# Written exercise
For the data below, report only the number of lines containing the string "also".

# Data excerpts
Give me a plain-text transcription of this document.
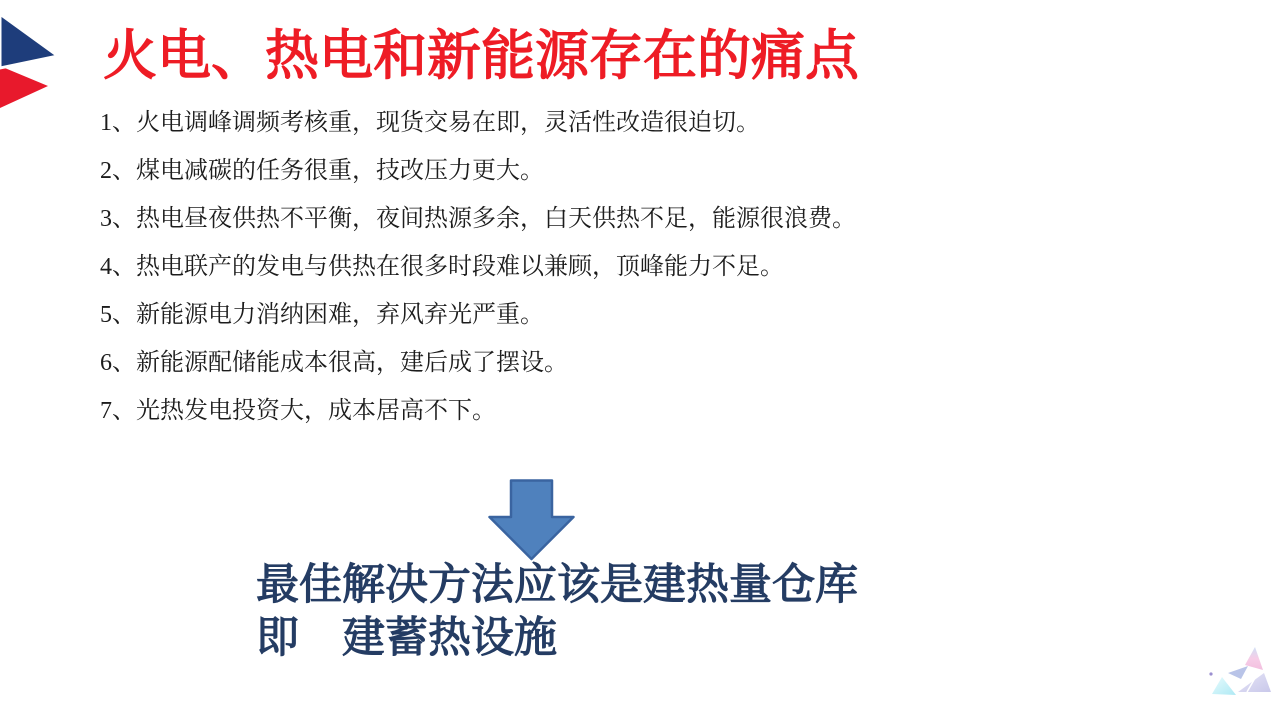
火电、热电和新能源存在的痛点
1、火电调峰调频考核重，现货交易在即，灵活性改造很迫切。
2、煤电减碳的任务很重，技改压力更大。
3、热电昼夜供热不平衡，夜间热源多余，白天供热不足，能源很浪费。
4、热电联产的发电与供热在很多时段难以兼顾，顶峰能力不足。
5、新能源电力消纳困难，弃风弃光严重。
6、新能源配储能成本很高，建后成了摆设。
7、光热发电投资大，成本居高不下。
最佳解决方法应该是建热量仓库
即　建蓄热设施
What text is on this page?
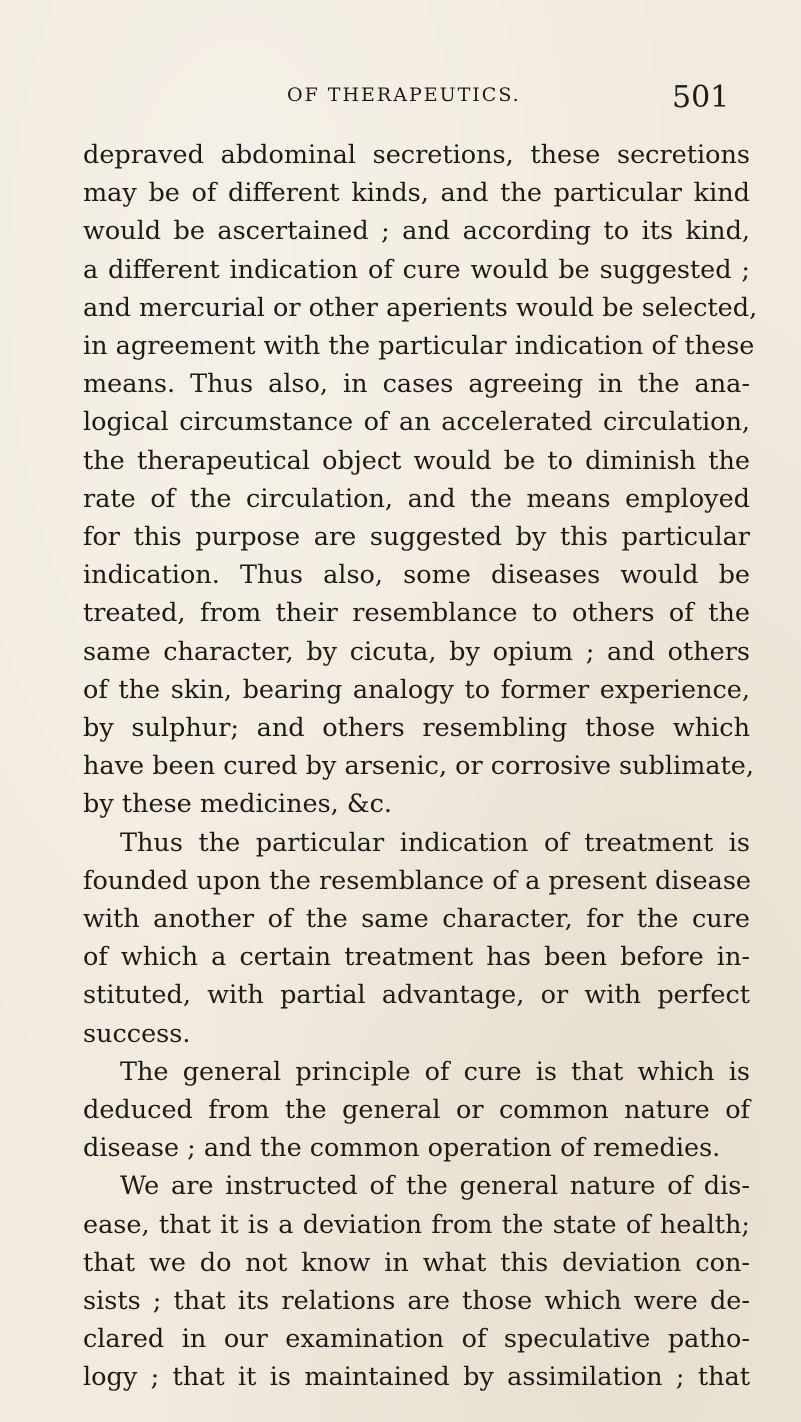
OF THERAPEUTICS.	501
depraved abdominal secretions, these secretions
may be of different kinds, and the particular kind
would be ascertained ; and according to its kind,
a different indication of cure would be suggested ;
and mercurial or other aperients would be selected,
in agreement with the particular indication of these
means. Thus also, in cases agreeing in the ana-
logical circumstance of an accelerated circulation,
the therapeutical object would be to diminish the
rate of the circulation, and the means employed
for this purpose are suggested by this particular
indication. Thus also, some diseases would be
treated, from their resemblance to others of the
same character, by cicuta, by opium ; and others
of the skin, bearing analogy to former experience,
by sulphur; and others resembling those which
have been cured by arsenic, or corrosive sublimate,
by these medicines, &c.
Thus the particular indication of treatment is
founded upon the resemblance of a present disease
with another of the same character, for the cure
of which a certain treatment has been before in-
stituted, with partial advantage, or with perfect
success.
The general principle of cure is that which is
deduced from the general or common nature of
disease ; and the common operation of remedies.
We are instructed of the general nature of dis-
ease, that it is a deviation from the state of health;
that we do not know in what this deviation con-
sists ; that its relations are those which were de-
clared in our examination of speculative patho-
logy ; that it is maintained by assimilation ; that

# Final answer
2